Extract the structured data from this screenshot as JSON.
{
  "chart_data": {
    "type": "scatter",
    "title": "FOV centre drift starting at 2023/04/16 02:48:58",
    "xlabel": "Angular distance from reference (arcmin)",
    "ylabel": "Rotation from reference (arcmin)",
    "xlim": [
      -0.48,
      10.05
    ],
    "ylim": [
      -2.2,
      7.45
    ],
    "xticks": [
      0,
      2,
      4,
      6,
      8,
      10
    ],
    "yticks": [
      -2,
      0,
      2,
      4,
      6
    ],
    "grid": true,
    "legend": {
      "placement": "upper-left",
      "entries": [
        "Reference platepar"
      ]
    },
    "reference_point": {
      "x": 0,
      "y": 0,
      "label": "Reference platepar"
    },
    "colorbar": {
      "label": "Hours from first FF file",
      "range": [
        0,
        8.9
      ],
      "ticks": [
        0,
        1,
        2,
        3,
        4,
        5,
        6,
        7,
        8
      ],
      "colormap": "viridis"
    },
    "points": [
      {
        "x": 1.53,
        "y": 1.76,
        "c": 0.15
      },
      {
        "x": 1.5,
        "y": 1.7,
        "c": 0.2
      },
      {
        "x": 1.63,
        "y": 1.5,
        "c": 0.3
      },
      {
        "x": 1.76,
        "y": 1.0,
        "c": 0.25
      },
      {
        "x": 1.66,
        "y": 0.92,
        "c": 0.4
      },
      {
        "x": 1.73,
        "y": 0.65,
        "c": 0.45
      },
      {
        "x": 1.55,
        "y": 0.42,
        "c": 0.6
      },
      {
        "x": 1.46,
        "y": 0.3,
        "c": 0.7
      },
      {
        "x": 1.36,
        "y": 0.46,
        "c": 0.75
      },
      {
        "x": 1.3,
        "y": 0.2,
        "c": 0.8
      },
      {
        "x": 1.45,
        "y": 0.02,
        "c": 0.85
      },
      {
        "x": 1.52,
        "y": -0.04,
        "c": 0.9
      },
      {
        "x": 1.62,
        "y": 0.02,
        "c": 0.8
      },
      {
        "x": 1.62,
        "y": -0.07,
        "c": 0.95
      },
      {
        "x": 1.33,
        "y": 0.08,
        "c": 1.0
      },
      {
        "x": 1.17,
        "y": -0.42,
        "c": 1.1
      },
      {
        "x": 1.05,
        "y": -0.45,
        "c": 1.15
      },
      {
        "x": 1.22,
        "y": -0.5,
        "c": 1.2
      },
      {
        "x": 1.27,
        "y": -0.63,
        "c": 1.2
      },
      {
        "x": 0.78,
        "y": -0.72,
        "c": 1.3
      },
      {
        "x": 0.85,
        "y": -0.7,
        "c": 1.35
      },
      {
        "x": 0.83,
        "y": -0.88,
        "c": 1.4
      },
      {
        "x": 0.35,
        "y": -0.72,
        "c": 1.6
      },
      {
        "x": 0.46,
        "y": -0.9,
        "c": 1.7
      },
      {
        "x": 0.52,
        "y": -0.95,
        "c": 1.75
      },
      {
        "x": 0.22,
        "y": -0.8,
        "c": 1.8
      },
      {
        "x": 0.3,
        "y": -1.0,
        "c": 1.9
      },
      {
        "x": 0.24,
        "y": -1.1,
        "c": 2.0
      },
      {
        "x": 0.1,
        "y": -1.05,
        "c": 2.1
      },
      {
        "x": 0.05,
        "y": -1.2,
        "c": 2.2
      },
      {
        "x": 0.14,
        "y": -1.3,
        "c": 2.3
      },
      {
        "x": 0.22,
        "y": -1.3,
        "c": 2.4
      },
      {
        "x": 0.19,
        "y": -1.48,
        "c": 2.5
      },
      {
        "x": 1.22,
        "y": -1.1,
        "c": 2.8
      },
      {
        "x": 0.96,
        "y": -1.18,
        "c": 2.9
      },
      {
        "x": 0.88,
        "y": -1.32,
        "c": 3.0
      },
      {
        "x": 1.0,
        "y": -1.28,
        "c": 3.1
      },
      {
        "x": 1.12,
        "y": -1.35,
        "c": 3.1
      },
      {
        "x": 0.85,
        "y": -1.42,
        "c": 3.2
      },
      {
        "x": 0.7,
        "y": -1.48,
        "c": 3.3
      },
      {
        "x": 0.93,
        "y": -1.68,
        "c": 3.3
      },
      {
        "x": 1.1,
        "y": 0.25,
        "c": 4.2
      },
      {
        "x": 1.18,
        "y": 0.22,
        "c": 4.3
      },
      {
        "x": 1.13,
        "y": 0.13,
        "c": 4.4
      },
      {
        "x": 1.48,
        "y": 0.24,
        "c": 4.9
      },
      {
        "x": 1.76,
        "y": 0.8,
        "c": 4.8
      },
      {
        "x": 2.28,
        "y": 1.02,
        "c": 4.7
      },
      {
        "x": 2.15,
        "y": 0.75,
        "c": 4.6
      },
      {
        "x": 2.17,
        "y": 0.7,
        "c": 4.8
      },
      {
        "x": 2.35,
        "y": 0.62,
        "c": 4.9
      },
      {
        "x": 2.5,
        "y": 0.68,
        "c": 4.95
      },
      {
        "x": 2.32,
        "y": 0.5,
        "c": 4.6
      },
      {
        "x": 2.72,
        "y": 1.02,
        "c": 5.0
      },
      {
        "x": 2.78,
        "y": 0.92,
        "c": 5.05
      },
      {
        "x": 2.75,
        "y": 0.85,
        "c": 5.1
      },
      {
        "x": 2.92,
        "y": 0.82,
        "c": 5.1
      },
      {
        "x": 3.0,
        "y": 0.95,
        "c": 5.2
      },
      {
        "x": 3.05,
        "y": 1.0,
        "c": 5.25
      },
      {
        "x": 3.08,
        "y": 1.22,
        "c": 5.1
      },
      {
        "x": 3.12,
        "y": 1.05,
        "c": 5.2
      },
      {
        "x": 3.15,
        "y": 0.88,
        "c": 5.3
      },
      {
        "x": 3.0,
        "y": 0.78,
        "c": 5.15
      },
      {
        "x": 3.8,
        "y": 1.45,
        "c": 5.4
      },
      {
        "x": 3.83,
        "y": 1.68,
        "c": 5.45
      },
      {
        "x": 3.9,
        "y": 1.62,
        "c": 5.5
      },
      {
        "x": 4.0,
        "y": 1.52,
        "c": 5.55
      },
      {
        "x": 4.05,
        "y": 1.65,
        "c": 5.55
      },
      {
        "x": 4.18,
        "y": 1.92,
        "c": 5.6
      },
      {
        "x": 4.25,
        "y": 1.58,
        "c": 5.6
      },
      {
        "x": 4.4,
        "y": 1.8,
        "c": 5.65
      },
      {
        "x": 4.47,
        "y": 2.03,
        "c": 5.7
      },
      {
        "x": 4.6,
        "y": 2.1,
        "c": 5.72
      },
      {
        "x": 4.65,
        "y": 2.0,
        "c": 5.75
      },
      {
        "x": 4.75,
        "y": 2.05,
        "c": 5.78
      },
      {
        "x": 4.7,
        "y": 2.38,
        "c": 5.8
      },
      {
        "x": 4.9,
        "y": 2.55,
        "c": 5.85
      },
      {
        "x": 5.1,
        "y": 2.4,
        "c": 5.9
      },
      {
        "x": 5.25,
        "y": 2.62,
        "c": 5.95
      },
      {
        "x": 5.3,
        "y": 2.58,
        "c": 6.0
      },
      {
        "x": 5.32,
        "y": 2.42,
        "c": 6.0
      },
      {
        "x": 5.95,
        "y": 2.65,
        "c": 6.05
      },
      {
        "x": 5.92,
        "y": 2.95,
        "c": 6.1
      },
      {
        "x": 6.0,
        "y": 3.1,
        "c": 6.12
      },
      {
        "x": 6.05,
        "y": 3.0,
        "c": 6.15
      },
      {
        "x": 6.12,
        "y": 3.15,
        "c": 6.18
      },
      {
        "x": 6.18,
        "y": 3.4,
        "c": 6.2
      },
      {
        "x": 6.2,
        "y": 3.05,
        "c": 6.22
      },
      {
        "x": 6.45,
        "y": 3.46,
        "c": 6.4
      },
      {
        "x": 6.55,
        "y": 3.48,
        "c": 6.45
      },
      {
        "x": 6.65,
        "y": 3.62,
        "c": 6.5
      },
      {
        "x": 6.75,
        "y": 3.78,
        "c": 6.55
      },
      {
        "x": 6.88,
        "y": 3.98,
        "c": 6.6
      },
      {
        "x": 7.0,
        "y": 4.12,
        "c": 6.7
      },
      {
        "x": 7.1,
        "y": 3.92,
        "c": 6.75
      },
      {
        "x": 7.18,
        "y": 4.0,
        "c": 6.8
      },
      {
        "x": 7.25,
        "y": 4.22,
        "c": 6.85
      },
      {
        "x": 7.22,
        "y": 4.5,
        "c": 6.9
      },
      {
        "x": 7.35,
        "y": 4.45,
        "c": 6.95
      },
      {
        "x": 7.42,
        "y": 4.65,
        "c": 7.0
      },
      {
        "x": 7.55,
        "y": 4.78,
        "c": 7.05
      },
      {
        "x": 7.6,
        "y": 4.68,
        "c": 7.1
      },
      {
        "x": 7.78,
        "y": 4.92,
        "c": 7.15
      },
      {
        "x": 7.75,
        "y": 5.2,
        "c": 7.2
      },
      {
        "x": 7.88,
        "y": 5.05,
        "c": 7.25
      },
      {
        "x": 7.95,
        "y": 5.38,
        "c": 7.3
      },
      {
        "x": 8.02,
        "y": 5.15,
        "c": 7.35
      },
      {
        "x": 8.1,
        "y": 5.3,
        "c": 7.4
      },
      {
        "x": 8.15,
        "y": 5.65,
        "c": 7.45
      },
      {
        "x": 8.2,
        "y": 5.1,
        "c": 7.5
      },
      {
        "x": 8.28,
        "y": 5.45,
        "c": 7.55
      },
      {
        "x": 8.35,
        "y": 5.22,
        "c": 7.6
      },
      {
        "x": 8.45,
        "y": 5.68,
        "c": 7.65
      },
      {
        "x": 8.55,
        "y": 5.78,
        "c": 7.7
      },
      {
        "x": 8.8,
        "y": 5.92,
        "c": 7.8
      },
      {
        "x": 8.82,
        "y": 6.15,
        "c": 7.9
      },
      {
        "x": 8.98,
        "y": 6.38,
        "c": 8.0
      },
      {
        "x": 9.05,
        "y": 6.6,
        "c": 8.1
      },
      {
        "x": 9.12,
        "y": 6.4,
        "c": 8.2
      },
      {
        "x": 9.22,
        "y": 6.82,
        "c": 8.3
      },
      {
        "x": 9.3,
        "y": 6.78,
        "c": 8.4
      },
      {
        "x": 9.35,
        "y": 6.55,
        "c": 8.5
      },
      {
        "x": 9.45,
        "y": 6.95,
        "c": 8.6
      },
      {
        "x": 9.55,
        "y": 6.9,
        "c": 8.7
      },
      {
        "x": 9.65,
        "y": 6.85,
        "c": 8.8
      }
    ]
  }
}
☆ ☆ ☆
__DIRECTIONS__: Copy out every line with the word "platepar".

__EXERCISE ANSWER__:
        "Reference platepar"
      "label": "Reference platepar"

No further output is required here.